-- DIRECTIONS --
Look through the data below. Show each line where the string "超级管理组" occurs.

-- GIVEN INFORMATION --
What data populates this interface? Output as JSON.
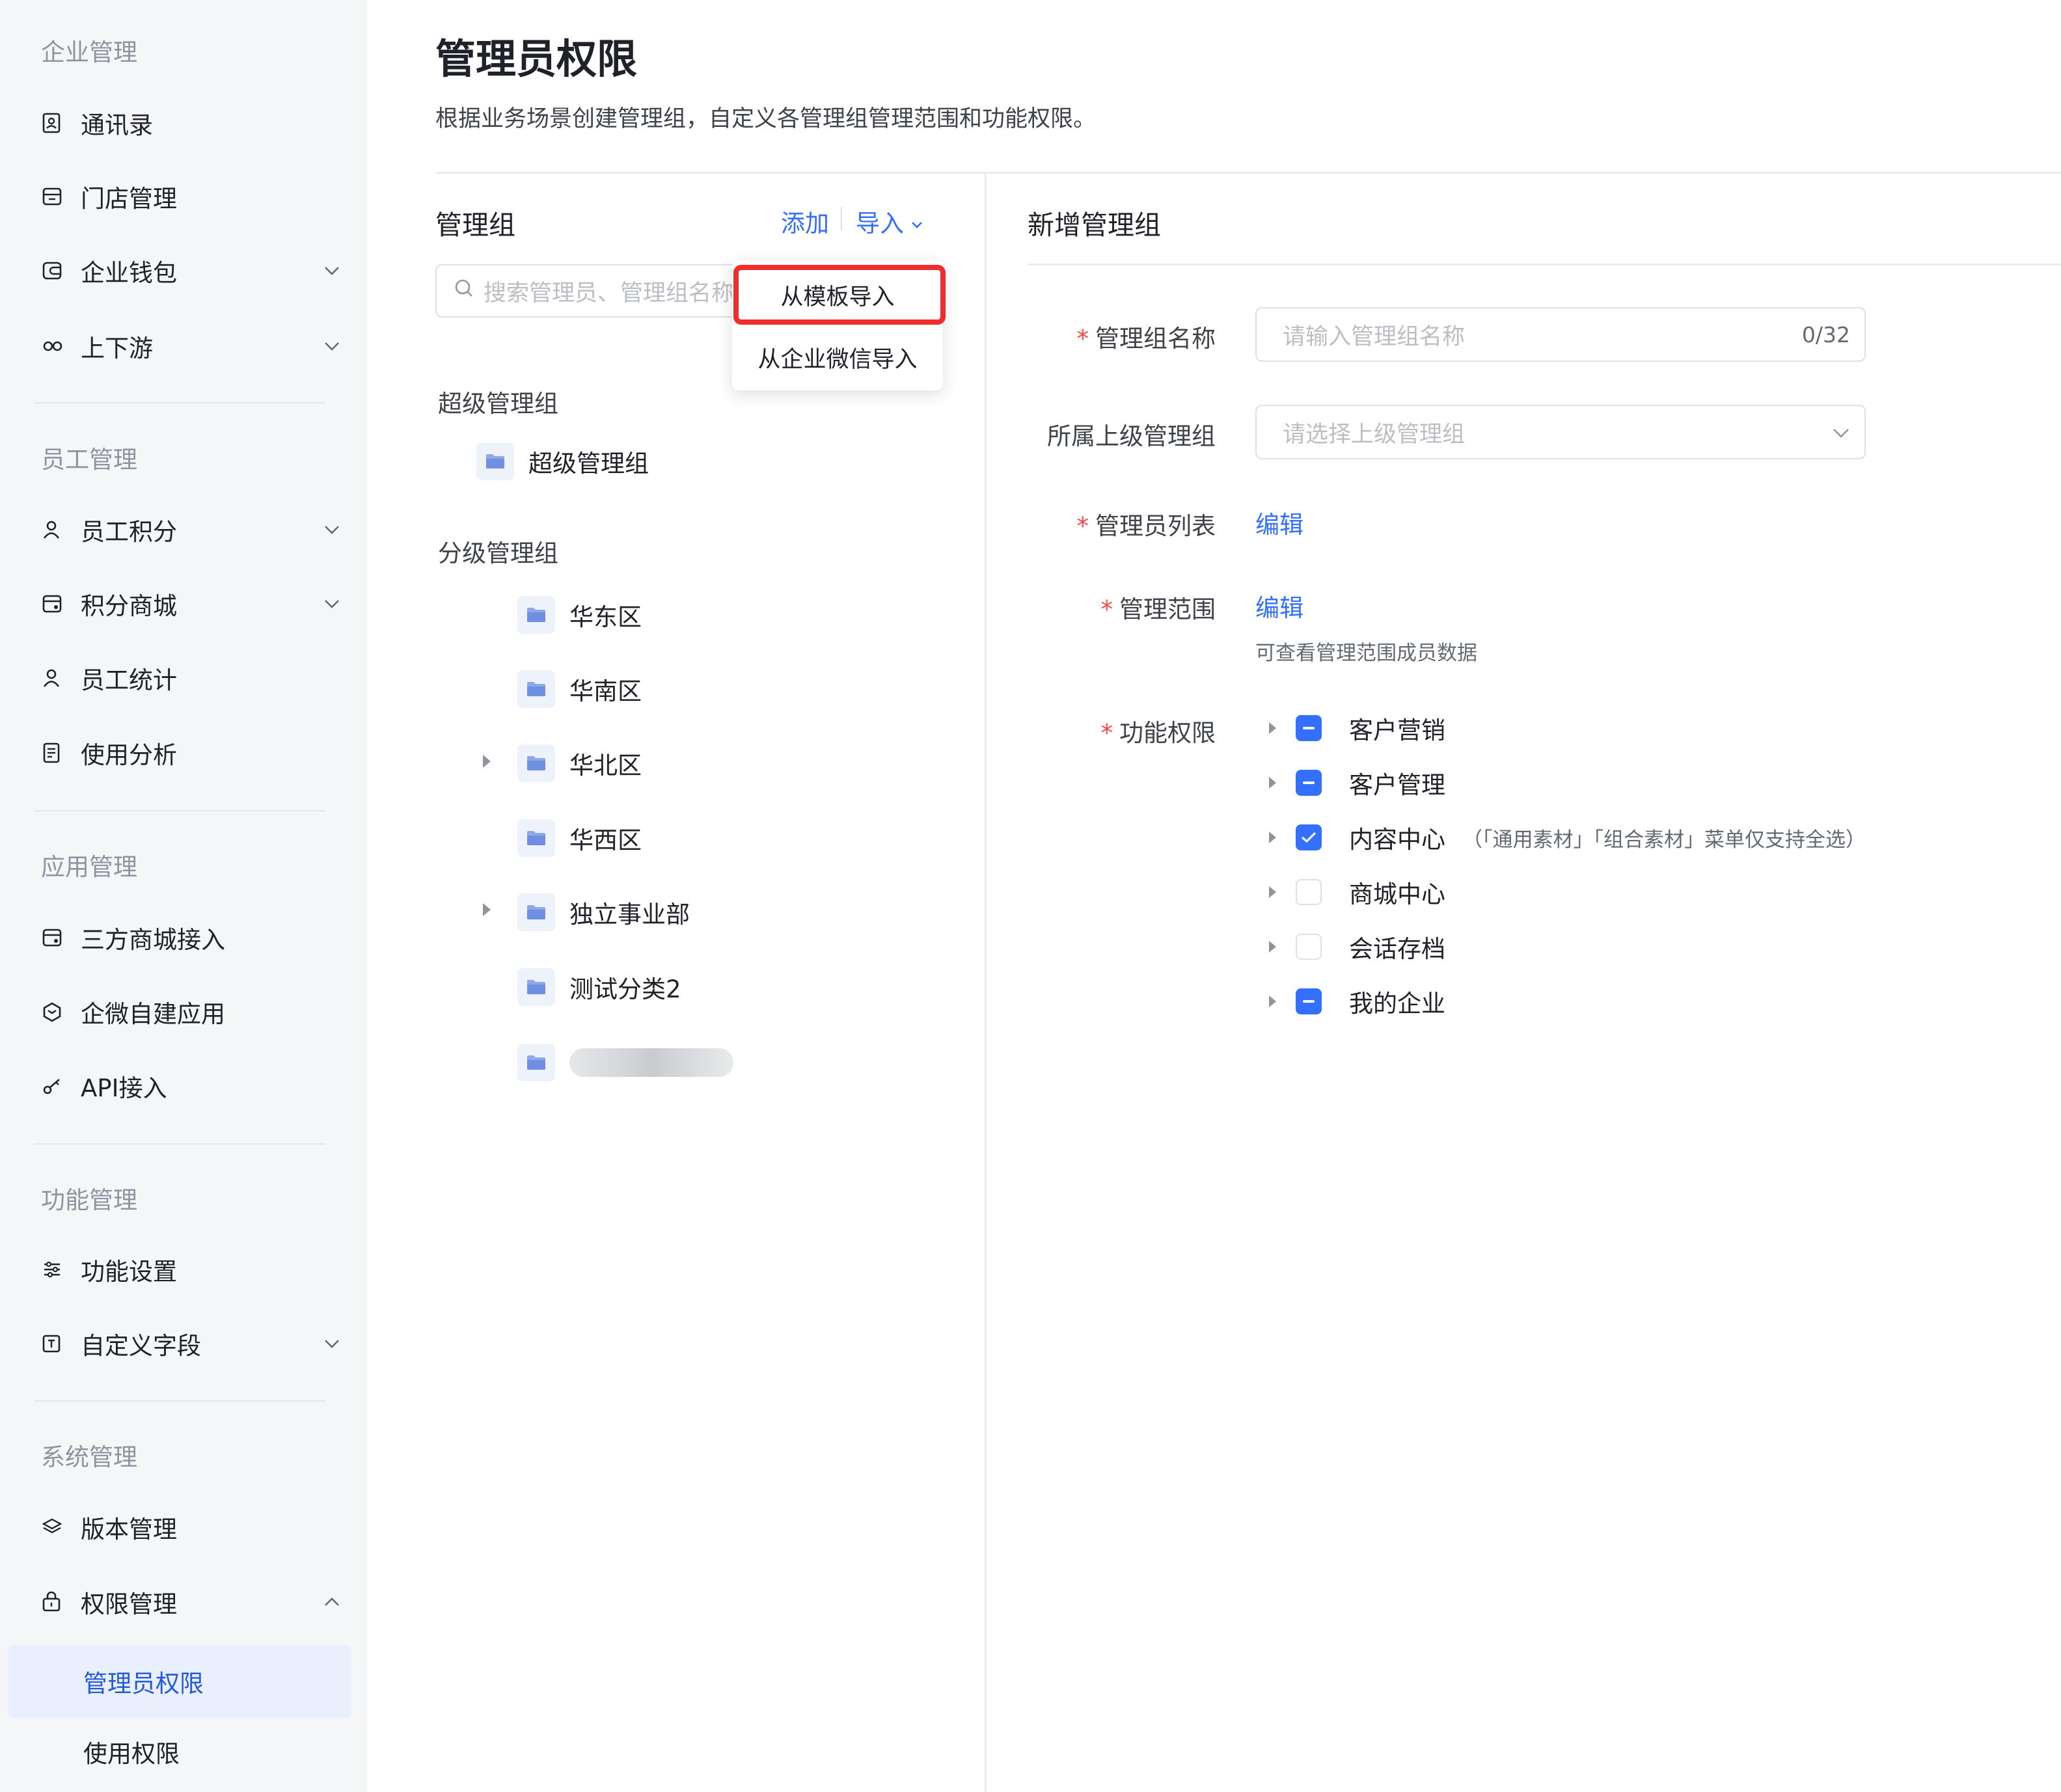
{
  "sidebar": {
    "sections": [
      {
        "title": "企业管理"
      },
      {
        "title": "员工管理"
      },
      {
        "title": "应用管理"
      },
      {
        "title": "功能管理"
      },
      {
        "title": "系统管理"
      }
    ],
    "items": [
      {
        "label": "通讯录",
        "icon": "contacts-icon"
      },
      {
        "label": "门店管理",
        "icon": "store-icon"
      },
      {
        "label": "企业钱包",
        "icon": "wallet-icon"
      },
      {
        "label": "上下游",
        "icon": "link-icon"
      },
      {
        "label": "员工积分",
        "icon": "user-icon"
      },
      {
        "label": "积分商城",
        "icon": "mall-icon"
      },
      {
        "label": "员工统计",
        "icon": "user-icon"
      },
      {
        "label": "使用分析",
        "icon": "analysis-icon"
      },
      {
        "label": "三方商城接入",
        "icon": "mall-icon"
      },
      {
        "label": "企微自建应用",
        "icon": "app-icon"
      },
      {
        "label": "API接入",
        "icon": "key-icon"
      },
      {
        "label": "功能设置",
        "icon": "sliders-icon"
      },
      {
        "label": "自定义字段",
        "icon": "text-field-icon"
      },
      {
        "label": "版本管理",
        "icon": "layers-icon"
      },
      {
        "label": "权限管理",
        "icon": "lock-icon"
      },
      {
        "label": "管理员权限"
      },
      {
        "label": "使用权限"
      }
    ]
  },
  "header": {
    "title": "管理员权限",
    "description": "根据业务场景创建管理组，自定义各管理组管理范围和功能权限。"
  },
  "groups_panel": {
    "title": "管理组",
    "add_label": "添加",
    "import_label": "导入",
    "search_placeholder": "搜索管理员、管理组名称",
    "super_heading": "超级管理组",
    "super_group": "超级管理组",
    "sub_heading": "分级管理组",
    "sub_groups": [
      {
        "label": "华东区"
      },
      {
        "label": "华南区"
      },
      {
        "label": "华北区"
      },
      {
        "label": "华西区"
      },
      {
        "label": "独立事业部"
      },
      {
        "label": "测试分类2"
      }
    ]
  },
  "import_menu": {
    "items": [
      "从模板导入",
      "从企业微信导入"
    ]
  },
  "form": {
    "title": "新增管理组",
    "name_label": "管理组名称",
    "name_placeholder": "请输入管理组名称",
    "name_count": "0/32",
    "parent_label": "所属上级管理组",
    "parent_placeholder": "请选择上级管理组",
    "admins_label": "管理员列表",
    "admins_link": "编辑",
    "scope_label": "管理范围",
    "scope_link": "编辑",
    "scope_help": "可查看管理范围成员数据",
    "perm_label": "功能权限",
    "permissions": [
      {
        "label": "客户营销",
        "state": "partial"
      },
      {
        "label": "客户管理",
        "state": "partial"
      },
      {
        "label": "内容中心",
        "state": "checked",
        "note": "（「通用素材」「组合素材」菜单仅支持全选）"
      },
      {
        "label": "商城中心",
        "state": "unchecked"
      },
      {
        "label": "会话存档",
        "state": "unchecked"
      },
      {
        "label": "我的企业",
        "state": "partial"
      }
    ]
  },
  "colors": {
    "accent": "#3370ff",
    "active_bg": "#e9effc",
    "required": "#f54a45",
    "highlight_box": "#f02c2c"
  }
}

-- EXERCISE SOLUTION --
    "super_heading": "超级管理组",
    "super_group": "超级管理组",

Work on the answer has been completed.